* _Exercise requirements_:
Pull each line holding "TEST" out of the entries below.

Entries from a dataset
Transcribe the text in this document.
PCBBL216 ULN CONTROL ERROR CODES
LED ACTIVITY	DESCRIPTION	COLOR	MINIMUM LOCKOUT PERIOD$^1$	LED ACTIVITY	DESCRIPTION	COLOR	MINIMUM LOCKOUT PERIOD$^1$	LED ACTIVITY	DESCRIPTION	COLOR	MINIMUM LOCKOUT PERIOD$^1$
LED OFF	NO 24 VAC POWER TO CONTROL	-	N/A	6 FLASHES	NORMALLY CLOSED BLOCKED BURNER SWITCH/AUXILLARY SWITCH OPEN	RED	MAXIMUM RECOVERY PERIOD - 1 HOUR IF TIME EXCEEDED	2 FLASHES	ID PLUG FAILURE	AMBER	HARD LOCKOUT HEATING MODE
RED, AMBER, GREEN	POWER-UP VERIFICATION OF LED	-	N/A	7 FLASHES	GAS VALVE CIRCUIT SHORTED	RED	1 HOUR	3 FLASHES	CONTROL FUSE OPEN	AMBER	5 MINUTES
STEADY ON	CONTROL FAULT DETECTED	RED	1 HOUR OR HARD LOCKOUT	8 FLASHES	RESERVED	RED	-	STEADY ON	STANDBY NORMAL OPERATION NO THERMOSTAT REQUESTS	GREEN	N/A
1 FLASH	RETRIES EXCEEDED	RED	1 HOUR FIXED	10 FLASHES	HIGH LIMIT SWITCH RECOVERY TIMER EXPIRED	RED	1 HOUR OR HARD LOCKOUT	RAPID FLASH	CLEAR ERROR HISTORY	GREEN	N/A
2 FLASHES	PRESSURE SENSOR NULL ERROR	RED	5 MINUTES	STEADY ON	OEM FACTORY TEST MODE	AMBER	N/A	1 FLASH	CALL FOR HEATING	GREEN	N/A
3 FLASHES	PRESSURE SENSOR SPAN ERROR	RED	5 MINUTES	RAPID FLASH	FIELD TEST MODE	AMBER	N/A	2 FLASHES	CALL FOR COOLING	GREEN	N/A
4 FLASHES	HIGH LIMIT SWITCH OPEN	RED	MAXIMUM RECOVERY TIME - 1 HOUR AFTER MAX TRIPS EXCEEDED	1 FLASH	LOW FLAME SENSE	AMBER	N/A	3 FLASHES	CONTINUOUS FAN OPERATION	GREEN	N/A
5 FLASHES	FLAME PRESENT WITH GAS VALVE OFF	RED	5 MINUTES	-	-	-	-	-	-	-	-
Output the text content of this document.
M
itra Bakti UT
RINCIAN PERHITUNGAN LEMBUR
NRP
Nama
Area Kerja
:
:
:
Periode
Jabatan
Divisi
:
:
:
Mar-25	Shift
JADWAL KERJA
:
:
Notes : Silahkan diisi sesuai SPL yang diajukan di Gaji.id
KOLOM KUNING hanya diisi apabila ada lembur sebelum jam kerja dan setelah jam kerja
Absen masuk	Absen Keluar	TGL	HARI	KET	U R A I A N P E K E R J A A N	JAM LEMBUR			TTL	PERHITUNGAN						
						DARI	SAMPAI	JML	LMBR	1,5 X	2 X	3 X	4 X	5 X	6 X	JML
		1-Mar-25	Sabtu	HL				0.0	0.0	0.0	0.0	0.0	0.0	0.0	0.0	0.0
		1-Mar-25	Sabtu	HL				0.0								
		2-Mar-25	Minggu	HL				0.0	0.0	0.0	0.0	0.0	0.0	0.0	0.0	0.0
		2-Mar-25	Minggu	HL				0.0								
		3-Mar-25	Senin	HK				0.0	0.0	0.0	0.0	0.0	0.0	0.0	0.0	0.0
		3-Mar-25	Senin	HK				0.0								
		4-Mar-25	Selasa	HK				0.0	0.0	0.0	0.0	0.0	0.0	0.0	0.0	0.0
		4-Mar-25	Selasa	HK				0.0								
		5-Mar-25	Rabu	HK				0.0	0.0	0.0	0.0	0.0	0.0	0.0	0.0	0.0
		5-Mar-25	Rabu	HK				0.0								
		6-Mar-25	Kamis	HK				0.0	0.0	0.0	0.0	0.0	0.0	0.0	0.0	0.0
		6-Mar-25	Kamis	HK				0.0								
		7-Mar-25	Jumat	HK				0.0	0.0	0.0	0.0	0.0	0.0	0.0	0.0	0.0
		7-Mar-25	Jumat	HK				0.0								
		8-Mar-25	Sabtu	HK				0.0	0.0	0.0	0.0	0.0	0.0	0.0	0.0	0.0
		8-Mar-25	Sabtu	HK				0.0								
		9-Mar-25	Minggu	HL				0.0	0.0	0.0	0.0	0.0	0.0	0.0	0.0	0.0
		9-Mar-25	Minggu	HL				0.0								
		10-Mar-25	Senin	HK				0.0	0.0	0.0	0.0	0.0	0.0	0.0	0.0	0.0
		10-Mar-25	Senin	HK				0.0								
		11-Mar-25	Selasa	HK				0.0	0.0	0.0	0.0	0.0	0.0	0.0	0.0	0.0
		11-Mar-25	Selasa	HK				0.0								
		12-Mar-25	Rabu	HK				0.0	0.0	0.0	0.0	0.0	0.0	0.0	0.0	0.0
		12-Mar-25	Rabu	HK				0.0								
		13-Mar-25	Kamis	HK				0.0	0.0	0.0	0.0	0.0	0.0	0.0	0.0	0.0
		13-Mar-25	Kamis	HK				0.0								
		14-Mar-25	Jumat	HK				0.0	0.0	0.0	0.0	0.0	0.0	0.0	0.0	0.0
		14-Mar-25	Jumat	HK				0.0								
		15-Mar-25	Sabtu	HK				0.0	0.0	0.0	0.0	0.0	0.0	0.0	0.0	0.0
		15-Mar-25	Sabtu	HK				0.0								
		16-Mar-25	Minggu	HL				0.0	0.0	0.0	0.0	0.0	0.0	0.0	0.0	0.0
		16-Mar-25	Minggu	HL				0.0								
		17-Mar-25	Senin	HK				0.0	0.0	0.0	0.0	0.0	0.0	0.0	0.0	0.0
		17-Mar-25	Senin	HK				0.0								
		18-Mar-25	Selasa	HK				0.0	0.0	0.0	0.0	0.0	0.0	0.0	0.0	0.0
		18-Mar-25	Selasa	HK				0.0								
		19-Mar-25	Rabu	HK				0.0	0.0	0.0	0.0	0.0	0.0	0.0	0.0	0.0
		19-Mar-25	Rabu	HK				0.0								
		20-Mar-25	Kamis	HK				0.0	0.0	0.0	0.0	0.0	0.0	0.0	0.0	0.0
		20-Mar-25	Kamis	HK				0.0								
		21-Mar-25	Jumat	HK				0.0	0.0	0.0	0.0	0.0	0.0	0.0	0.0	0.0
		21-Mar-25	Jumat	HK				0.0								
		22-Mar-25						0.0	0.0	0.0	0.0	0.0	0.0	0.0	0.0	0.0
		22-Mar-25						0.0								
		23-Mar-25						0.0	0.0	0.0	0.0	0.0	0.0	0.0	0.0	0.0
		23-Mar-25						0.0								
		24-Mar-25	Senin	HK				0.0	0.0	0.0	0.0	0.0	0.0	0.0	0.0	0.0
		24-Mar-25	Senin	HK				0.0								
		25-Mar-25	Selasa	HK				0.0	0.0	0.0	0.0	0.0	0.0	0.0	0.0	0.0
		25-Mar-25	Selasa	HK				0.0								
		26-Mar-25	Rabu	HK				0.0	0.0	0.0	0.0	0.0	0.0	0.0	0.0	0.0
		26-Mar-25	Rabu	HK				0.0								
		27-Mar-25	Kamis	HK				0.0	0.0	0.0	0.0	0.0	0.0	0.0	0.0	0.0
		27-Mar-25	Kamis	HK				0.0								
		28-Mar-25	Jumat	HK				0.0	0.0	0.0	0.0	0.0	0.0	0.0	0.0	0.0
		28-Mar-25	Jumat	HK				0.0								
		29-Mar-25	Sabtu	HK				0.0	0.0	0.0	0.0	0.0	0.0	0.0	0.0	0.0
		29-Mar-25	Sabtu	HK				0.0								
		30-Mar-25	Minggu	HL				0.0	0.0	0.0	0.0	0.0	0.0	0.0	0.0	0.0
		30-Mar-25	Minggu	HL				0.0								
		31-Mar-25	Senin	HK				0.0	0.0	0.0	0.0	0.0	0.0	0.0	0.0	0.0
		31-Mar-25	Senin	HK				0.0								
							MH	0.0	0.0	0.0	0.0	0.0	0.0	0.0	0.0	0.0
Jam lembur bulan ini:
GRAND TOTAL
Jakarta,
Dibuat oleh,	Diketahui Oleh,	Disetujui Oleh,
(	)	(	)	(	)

* _Answer_:
2 FLASHES	PRESSURE SENSOR NULL ERROR	RED	5 MINUTES	STEADY ON	OEM FACTORY TEST MODE	AMBER	N/A	1 FLASH	CALL FOR HEATING	GREEN	N/A
3 FLASHES	PRESSURE SENSOR SPAN ERROR	RED	5 MINUTES	RAPID FLASH	FIELD TEST MODE	AMBER	N/A	2 FLASHES	CALL FOR COOLING	GREEN	N/A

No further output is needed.